(begin)
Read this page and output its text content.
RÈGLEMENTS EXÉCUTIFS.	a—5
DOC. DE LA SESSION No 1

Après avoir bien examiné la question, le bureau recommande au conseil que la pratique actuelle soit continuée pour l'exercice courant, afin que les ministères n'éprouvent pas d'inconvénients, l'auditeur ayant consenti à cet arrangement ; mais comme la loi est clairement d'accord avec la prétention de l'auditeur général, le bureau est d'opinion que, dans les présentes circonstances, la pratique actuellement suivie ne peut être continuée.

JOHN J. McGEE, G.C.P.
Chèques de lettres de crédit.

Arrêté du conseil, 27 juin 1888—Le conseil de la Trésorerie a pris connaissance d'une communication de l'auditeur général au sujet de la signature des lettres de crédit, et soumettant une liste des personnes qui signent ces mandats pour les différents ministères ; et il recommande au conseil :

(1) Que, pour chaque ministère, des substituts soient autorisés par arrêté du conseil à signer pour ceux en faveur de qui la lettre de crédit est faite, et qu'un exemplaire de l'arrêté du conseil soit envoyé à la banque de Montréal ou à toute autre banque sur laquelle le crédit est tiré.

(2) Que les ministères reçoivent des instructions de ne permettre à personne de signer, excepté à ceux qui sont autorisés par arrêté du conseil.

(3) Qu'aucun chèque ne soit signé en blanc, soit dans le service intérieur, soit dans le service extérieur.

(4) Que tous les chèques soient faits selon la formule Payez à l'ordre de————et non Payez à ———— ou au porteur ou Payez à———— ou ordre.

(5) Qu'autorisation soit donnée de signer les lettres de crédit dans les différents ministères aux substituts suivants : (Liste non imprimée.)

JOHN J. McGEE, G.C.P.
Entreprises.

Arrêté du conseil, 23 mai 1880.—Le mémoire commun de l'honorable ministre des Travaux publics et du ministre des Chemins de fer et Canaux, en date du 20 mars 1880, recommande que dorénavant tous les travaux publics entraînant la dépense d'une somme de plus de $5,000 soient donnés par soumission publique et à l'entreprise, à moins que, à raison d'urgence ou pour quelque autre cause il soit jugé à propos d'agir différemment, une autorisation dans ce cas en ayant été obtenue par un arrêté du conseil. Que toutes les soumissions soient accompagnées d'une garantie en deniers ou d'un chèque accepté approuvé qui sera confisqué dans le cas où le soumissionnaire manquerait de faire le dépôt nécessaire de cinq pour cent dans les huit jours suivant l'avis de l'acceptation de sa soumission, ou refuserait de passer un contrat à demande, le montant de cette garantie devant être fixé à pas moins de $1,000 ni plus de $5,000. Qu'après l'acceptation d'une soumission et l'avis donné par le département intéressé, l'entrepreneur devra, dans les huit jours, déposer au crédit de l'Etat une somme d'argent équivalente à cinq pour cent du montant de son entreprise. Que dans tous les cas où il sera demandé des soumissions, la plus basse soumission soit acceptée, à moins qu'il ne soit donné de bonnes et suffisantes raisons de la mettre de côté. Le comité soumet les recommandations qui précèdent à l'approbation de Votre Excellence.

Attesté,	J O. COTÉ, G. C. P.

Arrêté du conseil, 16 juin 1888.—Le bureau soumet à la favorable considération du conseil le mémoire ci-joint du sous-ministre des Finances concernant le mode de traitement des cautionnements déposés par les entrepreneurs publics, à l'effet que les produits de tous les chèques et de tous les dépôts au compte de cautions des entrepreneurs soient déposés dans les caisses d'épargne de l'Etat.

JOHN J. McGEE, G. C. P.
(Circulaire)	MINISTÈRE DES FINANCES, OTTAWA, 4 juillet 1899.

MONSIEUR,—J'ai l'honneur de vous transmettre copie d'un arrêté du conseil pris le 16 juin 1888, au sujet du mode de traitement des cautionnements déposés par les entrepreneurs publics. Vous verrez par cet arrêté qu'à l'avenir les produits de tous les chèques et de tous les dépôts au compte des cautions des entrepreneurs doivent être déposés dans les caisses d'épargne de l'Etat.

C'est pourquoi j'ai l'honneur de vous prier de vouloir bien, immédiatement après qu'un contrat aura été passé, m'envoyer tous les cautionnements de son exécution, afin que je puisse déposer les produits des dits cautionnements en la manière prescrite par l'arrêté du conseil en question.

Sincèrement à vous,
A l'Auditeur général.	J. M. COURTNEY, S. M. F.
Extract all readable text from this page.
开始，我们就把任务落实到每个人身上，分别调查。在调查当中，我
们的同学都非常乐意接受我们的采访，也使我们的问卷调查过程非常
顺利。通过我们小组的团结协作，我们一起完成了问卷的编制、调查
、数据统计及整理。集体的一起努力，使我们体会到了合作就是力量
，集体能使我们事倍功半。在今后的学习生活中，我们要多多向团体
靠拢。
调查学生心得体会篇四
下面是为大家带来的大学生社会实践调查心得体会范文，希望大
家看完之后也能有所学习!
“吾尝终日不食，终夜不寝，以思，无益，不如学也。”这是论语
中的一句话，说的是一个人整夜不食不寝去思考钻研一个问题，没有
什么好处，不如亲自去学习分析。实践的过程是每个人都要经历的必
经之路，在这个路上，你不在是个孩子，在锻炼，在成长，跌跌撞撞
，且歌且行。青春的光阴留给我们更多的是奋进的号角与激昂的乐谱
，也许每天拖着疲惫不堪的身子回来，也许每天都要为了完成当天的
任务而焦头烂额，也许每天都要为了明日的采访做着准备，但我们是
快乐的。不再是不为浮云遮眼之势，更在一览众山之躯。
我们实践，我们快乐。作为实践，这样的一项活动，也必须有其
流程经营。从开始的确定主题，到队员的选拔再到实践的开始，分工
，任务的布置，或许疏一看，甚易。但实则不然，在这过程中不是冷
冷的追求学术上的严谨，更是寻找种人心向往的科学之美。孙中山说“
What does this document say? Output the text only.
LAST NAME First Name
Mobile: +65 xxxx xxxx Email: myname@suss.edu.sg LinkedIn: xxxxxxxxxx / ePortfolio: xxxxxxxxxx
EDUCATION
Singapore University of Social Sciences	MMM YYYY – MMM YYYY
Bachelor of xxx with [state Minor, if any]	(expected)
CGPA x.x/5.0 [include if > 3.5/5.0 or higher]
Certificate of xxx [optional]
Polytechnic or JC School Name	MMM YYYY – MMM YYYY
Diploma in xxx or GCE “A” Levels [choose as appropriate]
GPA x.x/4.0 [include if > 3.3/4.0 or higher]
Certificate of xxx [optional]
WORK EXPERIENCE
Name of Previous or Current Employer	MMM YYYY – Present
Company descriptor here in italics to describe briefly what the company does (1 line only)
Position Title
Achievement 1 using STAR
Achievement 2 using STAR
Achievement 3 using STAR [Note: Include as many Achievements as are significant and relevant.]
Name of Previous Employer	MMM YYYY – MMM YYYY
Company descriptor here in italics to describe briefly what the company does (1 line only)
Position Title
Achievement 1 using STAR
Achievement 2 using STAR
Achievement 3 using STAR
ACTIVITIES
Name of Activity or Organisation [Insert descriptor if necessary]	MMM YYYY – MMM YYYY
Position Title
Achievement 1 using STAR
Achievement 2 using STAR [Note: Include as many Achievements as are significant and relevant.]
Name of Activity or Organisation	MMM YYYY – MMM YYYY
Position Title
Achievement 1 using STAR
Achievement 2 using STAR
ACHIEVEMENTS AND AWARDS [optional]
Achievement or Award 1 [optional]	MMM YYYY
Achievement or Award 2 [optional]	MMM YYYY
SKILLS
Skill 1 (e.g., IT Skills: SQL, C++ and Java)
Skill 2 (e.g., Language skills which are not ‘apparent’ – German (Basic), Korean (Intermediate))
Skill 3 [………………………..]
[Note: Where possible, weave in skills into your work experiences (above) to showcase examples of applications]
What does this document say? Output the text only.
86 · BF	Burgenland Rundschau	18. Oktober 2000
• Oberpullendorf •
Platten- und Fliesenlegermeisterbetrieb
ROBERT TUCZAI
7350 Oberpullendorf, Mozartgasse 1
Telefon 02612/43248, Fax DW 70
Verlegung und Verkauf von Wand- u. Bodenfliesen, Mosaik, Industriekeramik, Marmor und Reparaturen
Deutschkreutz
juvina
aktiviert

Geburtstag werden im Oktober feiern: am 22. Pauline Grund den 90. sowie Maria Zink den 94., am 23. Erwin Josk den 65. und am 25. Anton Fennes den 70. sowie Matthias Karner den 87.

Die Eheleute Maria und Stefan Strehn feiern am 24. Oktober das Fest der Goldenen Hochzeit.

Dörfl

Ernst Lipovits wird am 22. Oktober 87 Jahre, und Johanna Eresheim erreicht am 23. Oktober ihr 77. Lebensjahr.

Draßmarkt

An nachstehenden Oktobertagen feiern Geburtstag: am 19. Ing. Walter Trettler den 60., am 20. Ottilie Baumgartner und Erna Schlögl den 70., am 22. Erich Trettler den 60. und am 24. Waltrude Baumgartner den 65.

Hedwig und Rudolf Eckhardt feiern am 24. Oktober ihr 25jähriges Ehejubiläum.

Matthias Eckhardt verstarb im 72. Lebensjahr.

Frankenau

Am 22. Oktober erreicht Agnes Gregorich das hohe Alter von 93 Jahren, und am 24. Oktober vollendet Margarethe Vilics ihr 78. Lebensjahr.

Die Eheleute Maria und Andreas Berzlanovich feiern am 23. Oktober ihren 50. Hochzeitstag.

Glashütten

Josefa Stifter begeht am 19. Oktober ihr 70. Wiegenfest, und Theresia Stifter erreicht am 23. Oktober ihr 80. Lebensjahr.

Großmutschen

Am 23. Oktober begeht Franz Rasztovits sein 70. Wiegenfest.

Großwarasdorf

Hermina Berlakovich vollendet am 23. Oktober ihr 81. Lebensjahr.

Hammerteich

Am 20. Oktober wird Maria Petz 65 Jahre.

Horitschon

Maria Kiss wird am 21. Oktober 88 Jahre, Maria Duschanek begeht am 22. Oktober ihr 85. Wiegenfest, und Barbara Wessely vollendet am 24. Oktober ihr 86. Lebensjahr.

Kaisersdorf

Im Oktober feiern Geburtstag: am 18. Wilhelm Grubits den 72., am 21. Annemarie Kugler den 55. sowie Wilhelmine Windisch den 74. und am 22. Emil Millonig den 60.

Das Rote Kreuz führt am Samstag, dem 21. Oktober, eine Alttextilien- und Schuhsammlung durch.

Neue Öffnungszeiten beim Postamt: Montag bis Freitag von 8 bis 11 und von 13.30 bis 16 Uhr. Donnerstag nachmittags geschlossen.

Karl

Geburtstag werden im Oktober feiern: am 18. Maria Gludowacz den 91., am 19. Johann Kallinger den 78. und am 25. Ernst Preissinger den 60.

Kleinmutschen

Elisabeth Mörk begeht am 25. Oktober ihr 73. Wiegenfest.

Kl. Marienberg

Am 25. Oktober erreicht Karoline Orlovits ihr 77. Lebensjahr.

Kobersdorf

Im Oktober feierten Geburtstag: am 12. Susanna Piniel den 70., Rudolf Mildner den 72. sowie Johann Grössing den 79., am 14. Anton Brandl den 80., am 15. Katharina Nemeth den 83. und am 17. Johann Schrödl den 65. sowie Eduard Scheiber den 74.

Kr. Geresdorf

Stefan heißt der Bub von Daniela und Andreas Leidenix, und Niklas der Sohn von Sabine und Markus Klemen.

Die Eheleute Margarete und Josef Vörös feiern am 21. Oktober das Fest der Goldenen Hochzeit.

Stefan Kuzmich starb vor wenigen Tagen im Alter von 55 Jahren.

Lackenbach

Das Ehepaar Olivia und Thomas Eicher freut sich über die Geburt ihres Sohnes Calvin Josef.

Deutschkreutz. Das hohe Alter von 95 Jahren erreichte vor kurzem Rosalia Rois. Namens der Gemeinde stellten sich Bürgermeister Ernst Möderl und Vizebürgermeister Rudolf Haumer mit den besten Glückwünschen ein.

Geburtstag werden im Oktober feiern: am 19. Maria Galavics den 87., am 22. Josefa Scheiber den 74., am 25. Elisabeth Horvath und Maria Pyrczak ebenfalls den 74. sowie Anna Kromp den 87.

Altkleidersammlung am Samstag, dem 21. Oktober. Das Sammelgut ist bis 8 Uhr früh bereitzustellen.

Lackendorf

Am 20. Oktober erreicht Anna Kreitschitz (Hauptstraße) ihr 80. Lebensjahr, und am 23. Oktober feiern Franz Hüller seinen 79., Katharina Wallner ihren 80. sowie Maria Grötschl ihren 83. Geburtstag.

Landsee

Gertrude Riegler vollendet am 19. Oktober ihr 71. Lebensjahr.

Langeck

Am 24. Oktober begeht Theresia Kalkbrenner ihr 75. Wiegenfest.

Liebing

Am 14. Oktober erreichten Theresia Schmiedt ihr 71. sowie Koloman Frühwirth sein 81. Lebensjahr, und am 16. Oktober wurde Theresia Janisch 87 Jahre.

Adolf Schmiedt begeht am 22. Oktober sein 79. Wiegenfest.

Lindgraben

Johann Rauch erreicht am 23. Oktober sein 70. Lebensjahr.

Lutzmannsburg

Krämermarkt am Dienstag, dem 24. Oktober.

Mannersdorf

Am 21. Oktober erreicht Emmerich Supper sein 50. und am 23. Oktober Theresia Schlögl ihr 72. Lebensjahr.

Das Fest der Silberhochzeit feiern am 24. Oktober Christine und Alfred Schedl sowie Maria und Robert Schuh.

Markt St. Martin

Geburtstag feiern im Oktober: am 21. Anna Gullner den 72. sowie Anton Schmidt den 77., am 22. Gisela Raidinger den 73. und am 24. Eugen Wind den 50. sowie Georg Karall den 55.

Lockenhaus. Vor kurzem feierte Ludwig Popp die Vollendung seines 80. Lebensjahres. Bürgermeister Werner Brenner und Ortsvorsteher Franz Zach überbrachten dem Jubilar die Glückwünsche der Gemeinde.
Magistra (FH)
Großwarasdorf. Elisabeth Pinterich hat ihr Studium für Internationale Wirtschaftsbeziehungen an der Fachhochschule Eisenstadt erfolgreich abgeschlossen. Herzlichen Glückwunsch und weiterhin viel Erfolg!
(end)
Give a single number: the count of lines above that include the word "Organisation".

2